#### Aim:
Skip the pictures. Reproduce all other material exactly.

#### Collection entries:

╭──

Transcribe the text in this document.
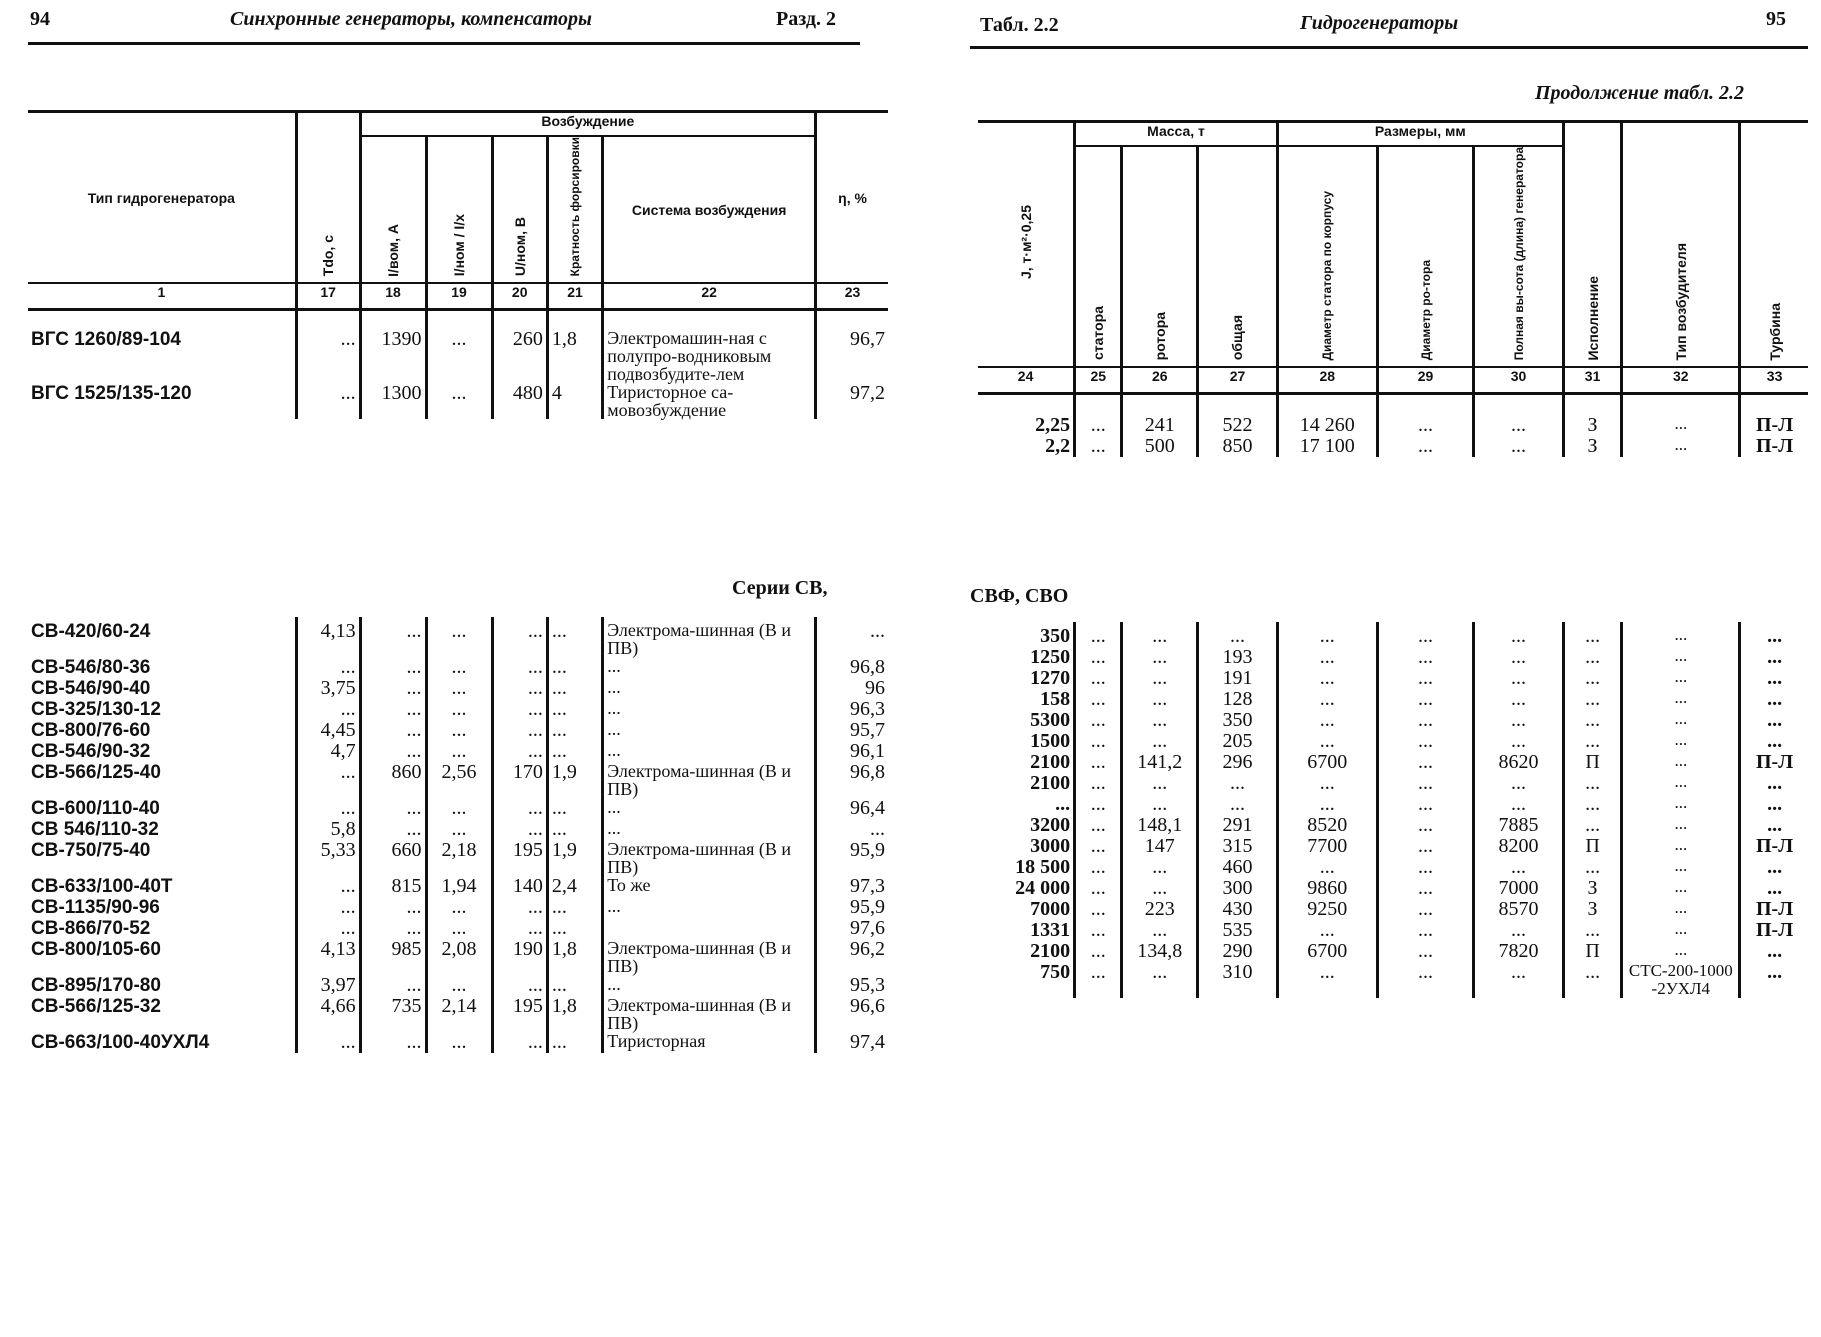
94	Синхронные генераторы, компенсаторы	Разд. 2
Тип гидрогенератора	Tdo, с	Возбуждение					η, %
		I/вом, А	I/ном / I/х	U/ном, В	Кратность форсировки	Система возбуждения	
1	17	18	19	20	21	22	23
ВГС 1260/89-104	...	1390	...	260	1,8	Электромашин-ная с полупро-водниковым подвозбудите-лем	96,7
ВГС 1525/135-120	...	1300	...	480	4	Тиристорное са-мовозбуждение	97,2
Серии СВ,
СВ-420/60-24	4,13	...	...	...	...	Электрома-шинная (В и ПВ)	...
СВ-546/80-36	...	...	...	...	...	...	96,8
СВ-546/90-40	3,75	...	...	...	...	...	96
СВ-325/130-12	...	...	...	...	...	...	96,3
СВ-800/76-60	4,45	...	...	...	...	...	95,7
СВ-546/90-32	4,7	...	...	...	...	...	96,1
СВ-566/125-40	...	860	2,56	170	1,9	Электрома-шинная (В и ПВ)	96,8
СВ-600/110-40	...	...	...	...	...	...	96,4
СВ 546/110-32	5,8	...	...	...	...	...	...
СВ-750/75-40	5,33	660	2,18	195	1,9	Электрома-шинная (В и ПВ)	95,9
СВ-633/100-40Т	...	815	1,94	140	2,4	То же	97,3
СВ-1135/90-96	...	...	...	...	...	...	95,9
СВ-866/70-52	...	...	...	...	...		97,6
СВ-800/105-60	4,13	985	2,08	190	1,8	Электрома-шинная (В и ПВ)	96,2
СВ-895/170-80	3,97	...	...	...	...	...	95,3
СВ-566/125-32	4,66	735	2,14	195	1,8	Электрома-шинная (В и ПВ)	96,6
СВ-663/100-40УХЛ4	...	...	...	...	...	Тиристорная	97,4
Табл. 2.2	Гидрогенераторы	95
Продолжение табл. 2.2
J, т·м²·0,25	Масса, т			Размеры, мм			Исполнение	Тип возбудителя	Турбина
	статора	ротора	общая	Диаметр статора по корпусу	Диаметр ро-тора	Полная вы-сота (длина) генератора			
24	25	26	27	28	29	30	31	32	33
2,25	...	241	522	14 260	...	...	З	...	П-Л
2,2	...	500	850	17 100	...	...	З	...	П-Л
СВФ, СВО
350	...	...	...	...	...	...	...	...	...
1250	...	...	193	...	...	...	...	...	...
1270	...	...	191	...	...	...	...	...	...
158	...	...	128	...	...	...	...	...	...
5300	...	...	350	...	...	...	...	...	...
1500	...	...	205	...	...	...	...	...	...
2100	...	141,2	296	6700	...	8620	П	...	П-Л
2100	...	...	...	...	...	...	...	...	...
...	...	...	...	...	...	...	...	...	...
3200	...	148,1	291	8520	...	7885	...	...	...
3000	...	147	315	7700	...	8200	П	...	П-Л
18 500	...	...	460	...	...	...	...	...	...
24 000	...	...	300	9860	...	7000	З	...	...
7000	...	223	430	9250	...	8570	З	...	П-Л
1331	...	...	535	...	...	...	...	...	П-Л
2100	...	134,8	290	6700	...	7820	П	...	...
750	...	...	310	...	...	...	...	СТС-200-1000-2УХЛ4	...
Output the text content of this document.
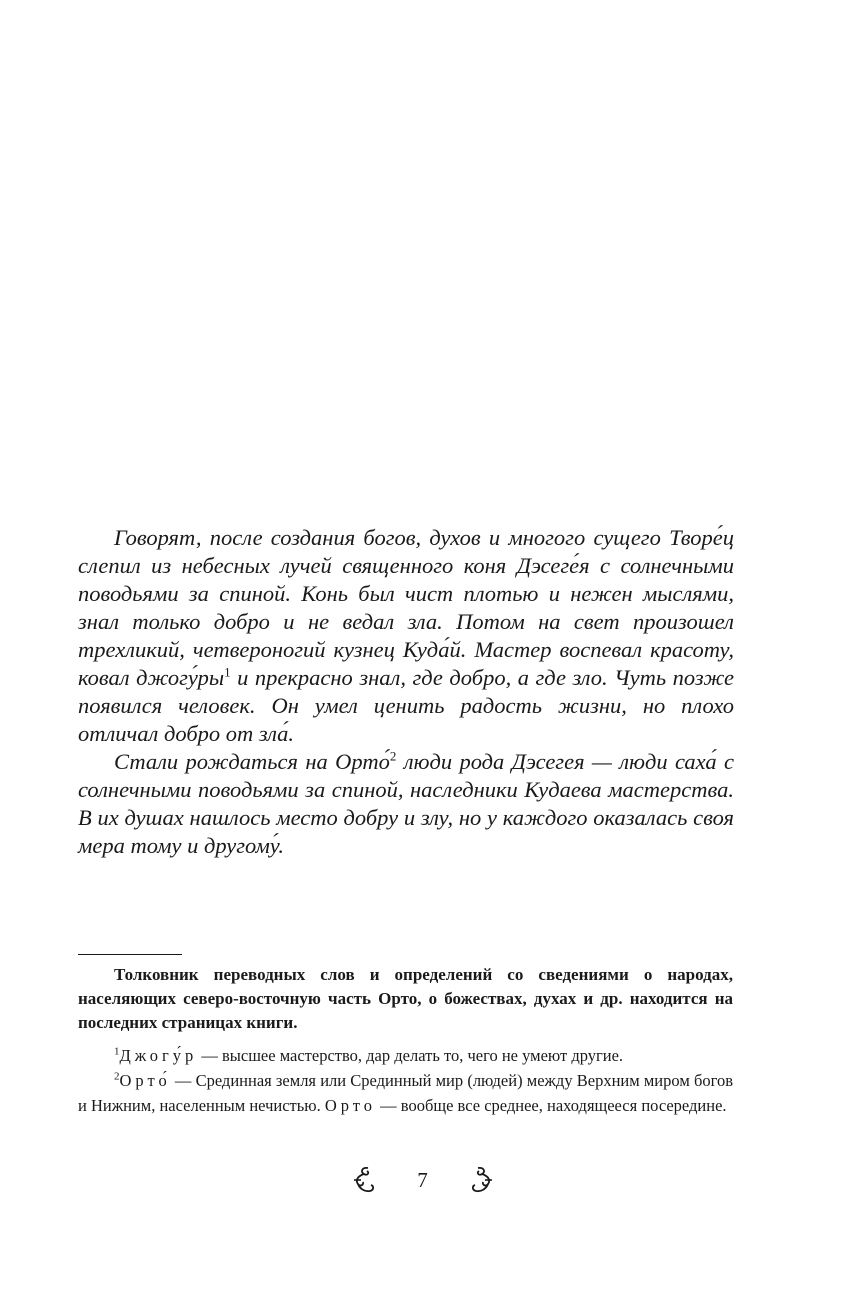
Говорят, после создания богов, духов и многого сущего Творе́ц слепил из небесных лучей священного коня Дэсеге́я с солнечными поводьями за спиной. Конь был чист плотью и нежен мыслями, знал только добро и не ведал зла. Потом на свет произошел трехликий, четвероногий кузнец Куда́й. Мастер воспевал красоту, ковал $джогу́ры^1$ и прекрасно знал, где добро, а где зло. Чуть позже появился человек. Он умел ценить радость жизни, но плохо отличал добро от зла́.

Стали рождаться на Орто́$^2$ люди рода Дэсегея — люди саха́ с солнечными поводьями за спиной, наследники Кудаева мастерства. В их душах нашлось место добру и злу, но у каждого оказалась своя мера тому и другому́.

Толковник переводных слов и определений со сведениями о народах, населяющих северо-восточную часть Орто, о божествах, духах и др. находится на последних страницах книги.

$^1$Джогу́р — высшее мастерство, дар делать то, чего не умеют другие.

$^2$Орто́ — Срединная земля или Срединный мир (людей) между Верхним миром богов и Нижним, населенным нечистью. Орто — вообще все среднее, находящееся посередине.

7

╰──

#### Written reply:
Transcribe the text in this document.
94	Синхронные генераторы, компенсаторы	Разд. 2
Тип гидрогенератора	Tdo, с	Возбуждение					η, %
		I/вом, А	I/ном / I/х	U/ном, В	Кратность форсировки	Система возбуждения	
1	17	18	19	20	21	22	23
ВГС 1260/89-104	...	1390	...	260	1,8	Электромашин-ная с полупро-водниковым подвозбудите-лем	96,7
ВГС 1525/135-120	...	1300	...	480	4	Тиристорное са-мовозбуждение	97,2
Серии СВ,
СВ-420/60-24	4,13	...	...	...	...	Электрома-шинная (В и ПВ)	...
СВ-546/80-36	...	...	...	...	...	...	96,8
СВ-546/90-40	3,75	...	...	...	...	...	96
СВ-325/130-12	...	...	...	...	...	...	96,3
СВ-800/76-60	4,45	...	...	...	...	...	95,7
СВ-546/90-32	4,7	...	...	...	...	...	96,1
СВ-566/125-40	...	860	2,56	170	1,9	Электрома-шинная (В и ПВ)	96,8
СВ-600/110-40	...	...	...	...	...	...	96,4
СВ 546/110-32	5,8	...	...	...	...	...	...
СВ-750/75-40	5,33	660	2,18	195	1,9	Электрома-шинная (В и ПВ)	95,9
СВ-633/100-40Т	...	815	1,94	140	2,4	То же	97,3
СВ-1135/90-96	...	...	...	...	...	...	95,9
СВ-866/70-52	...	...	...	...	...		97,6
СВ-800/105-60	4,13	985	2,08	190	1,8	Электрома-шинная (В и ПВ)	96,2
СВ-895/170-80	3,97	...	...	...	...	...	95,3
СВ-566/125-32	4,66	735	2,14	195	1,8	Электрома-шинная (В и ПВ)	96,6
СВ-663/100-40УХЛ4	...	...	...	...	...	Тиристорная	97,4
Табл. 2.2	Гидрогенераторы	95
Продолжение табл. 2.2
J, т·м²·0,25	Масса, т			Размеры, мм			Исполнение	Тип возбудителя	Турбина
	статора	ротора	общая	Диаметр статора по корпусу	Диаметр ро-тора	Полная вы-сота (длина) генератора			
24	25	26	27	28	29	30	31	32	33
2,25	...	241	522	14 260	...	...	З	...	П-Л
2,2	...	500	850	17 100	...	...	З	...	П-Л
СВФ, СВО
350	...	...	...	...	...	...	...	...	...
1250	...	...	193	...	...	...	...	...	...
1270	...	...	191	...	...	...	...	...	...
158	...	...	128	...	...	...	...	...	...
5300	...	...	350	...	...	...	...	...	...
1500	...	...	205	...	...	...	...	...	...
2100	...	141,2	296	6700	...	8620	П	...	П-Л
2100	...	...	...	...	...	...	...	...	...
...	...	...	...	...	...	...	...	...	...
3200	...	148,1	291	8520	...	7885	...	...	...
3000	...	147	315	7700	...	8200	П	...	П-Л
18 500	...	...	460	...	...	...	...	...	...
24 000	...	...	300	9860	...	7000	З	...	...
7000	...	223	430	9250	...	8570	З	...	П-Л
1331	...	...	535	...	...	...	...	...	П-Л
2100	...	134,8	290	6700	...	7820	П	...	...
750	...	...	310	...	...	...	...	СТС-200-1000-2УХЛ4	...
Output the text content of this document.
Говорят, после создания богов, духов и многого сущего Творе́ц слепил из небесных лучей священного коня Дэсеге́я с солнечными поводьями за спиной. Конь был чист плотью и нежен мыслями, знал только добро и не ведал зла. Потом на свет произошел трехликий, четвероногий кузнец Куда́й. Мастер воспевал красоту, ковал $джогу́ры^1$ и прекрасно знал, где добро, а где зло. Чуть позже появился человек. Он умел ценить радость жизни, но плохо отличал добро от зла́.

Стали рождаться на Орто́$^2$ люди рода Дэсегея — люди саха́ с солнечными поводьями за спиной, наследники Кудаева мастерства. В их душах нашлось место добру и злу, но у каждого оказалась своя мера тому и другому́.

Толковник переводных слов и определений со сведениями о народах, населяющих северо-восточную часть Орто, о божествах, духах и др. находится на последних страницах книги.

$^1$Джогу́р — высшее мастерство, дар делать то, чего не умеют другие.

$^2$Орто́ — Срединная земля или Срединный мир (людей) между Верхним миром богов и Нижним, населенным нечистью. Орто — вообще все среднее, находящееся посередине.

7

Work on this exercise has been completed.